*REQUEST*:
Search the material for the string "Benefits", then return every line where it is found.

+++ DATA FOR THIS EXERCISE

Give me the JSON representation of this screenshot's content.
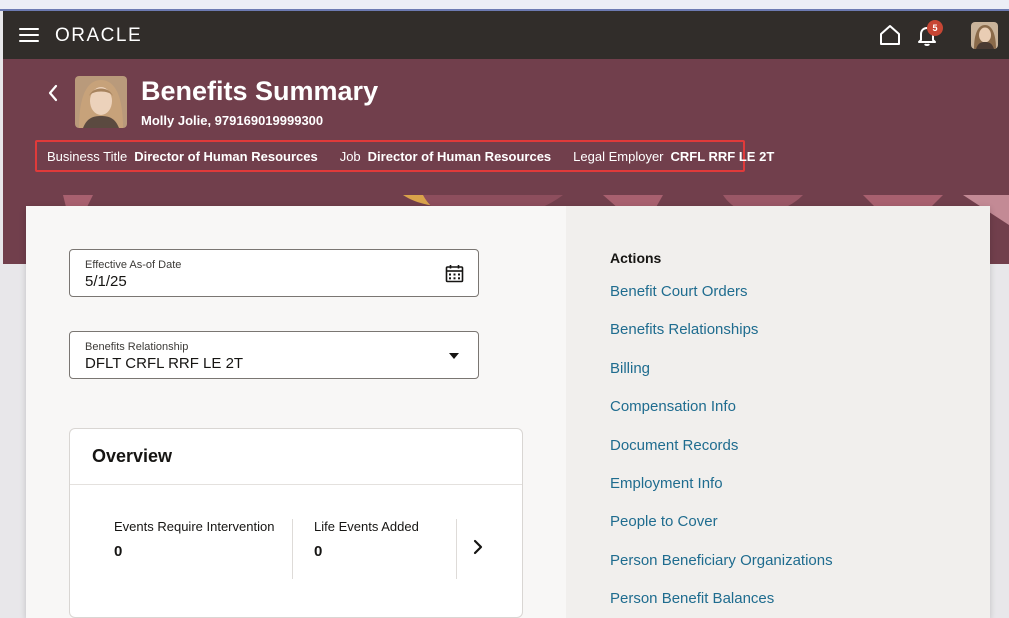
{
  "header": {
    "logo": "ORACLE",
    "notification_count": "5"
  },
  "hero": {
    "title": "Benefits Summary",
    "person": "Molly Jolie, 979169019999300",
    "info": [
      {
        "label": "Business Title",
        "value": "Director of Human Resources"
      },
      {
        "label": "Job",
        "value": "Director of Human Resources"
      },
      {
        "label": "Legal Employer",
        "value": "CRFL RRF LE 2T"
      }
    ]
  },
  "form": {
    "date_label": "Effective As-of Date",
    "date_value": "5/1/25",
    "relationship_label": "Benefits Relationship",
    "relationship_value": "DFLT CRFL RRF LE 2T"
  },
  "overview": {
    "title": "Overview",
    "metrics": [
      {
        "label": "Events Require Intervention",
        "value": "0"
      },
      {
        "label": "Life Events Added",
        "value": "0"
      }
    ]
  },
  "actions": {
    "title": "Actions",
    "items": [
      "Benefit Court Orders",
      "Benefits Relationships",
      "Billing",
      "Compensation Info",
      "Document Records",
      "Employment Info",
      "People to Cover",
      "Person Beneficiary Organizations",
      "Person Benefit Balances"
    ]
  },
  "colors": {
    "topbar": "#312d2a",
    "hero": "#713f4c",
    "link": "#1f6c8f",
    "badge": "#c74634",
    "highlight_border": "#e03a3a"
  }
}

++++++

*EXERCISE OUTPUT*:
    "title": "Benefits Summary",
    "relationship_label": "Benefits Relationship",
      "Benefits Relationships",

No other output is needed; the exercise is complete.